(Records about charts and figures)
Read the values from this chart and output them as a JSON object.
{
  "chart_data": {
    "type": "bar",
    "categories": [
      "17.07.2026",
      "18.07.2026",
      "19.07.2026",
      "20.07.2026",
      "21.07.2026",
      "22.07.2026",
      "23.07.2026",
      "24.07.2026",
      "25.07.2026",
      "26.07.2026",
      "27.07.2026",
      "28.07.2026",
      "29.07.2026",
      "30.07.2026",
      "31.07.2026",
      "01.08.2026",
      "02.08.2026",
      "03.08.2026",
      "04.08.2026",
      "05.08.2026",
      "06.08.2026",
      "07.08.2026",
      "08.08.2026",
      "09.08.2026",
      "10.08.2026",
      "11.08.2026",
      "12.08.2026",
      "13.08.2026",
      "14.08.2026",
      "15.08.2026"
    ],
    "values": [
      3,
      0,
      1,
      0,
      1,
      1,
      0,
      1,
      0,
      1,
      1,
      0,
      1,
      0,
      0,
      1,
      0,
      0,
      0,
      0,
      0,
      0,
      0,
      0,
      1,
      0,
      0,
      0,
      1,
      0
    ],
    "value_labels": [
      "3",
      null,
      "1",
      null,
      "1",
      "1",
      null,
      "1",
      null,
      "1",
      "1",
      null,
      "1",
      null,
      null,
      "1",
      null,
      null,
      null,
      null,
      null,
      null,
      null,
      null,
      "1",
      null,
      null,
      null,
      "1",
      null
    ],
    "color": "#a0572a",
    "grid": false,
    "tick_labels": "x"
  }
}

Challenge:
Write only the number of lines that include "values".

Expected answer:
2